-- WORK TO COMPLETE --
Find all lines in the records that include the word "keine", and copy them out.

-- RECORD EXTRACTS --
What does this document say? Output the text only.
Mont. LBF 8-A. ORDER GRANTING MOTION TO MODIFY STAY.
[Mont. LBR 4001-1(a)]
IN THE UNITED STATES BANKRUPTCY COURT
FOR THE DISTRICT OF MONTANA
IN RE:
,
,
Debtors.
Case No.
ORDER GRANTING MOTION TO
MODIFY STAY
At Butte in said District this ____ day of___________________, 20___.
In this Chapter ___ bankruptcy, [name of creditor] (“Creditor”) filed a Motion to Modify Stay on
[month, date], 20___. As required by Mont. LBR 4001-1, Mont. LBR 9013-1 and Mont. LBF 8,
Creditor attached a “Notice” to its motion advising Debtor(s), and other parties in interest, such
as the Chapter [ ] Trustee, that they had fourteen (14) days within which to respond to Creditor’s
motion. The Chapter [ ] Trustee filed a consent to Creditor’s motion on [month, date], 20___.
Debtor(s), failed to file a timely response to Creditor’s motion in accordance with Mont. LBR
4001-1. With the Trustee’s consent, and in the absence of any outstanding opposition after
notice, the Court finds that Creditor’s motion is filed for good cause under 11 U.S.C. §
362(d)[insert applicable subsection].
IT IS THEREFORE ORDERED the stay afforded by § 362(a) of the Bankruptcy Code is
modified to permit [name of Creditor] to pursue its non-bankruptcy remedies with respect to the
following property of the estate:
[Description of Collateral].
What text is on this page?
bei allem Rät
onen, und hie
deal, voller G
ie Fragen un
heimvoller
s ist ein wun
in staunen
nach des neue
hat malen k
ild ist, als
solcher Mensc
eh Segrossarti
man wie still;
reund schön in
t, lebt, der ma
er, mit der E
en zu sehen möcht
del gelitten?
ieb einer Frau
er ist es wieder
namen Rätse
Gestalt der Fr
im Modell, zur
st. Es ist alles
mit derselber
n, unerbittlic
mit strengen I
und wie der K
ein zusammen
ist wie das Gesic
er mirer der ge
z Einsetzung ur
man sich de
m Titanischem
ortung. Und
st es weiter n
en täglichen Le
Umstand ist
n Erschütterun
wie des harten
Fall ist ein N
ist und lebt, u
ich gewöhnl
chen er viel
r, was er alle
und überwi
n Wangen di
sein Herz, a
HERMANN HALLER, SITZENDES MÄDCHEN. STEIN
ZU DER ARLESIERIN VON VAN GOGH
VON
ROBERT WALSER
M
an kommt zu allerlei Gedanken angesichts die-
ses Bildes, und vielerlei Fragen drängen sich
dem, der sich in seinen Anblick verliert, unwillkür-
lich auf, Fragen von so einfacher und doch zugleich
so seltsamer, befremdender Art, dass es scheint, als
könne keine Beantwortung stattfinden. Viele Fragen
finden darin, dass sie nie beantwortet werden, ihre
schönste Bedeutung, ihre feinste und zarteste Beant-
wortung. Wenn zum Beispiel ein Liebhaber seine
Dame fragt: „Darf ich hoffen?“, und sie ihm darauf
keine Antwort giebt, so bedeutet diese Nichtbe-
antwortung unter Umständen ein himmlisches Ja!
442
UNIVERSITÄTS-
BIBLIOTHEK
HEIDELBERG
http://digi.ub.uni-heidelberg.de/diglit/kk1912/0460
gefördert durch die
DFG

-- TASK OUTPUT --
könne keine Beantwortung stattfinden. Viele Fragen
keine Antwort giebt, so bedeutet diese Nichtbe-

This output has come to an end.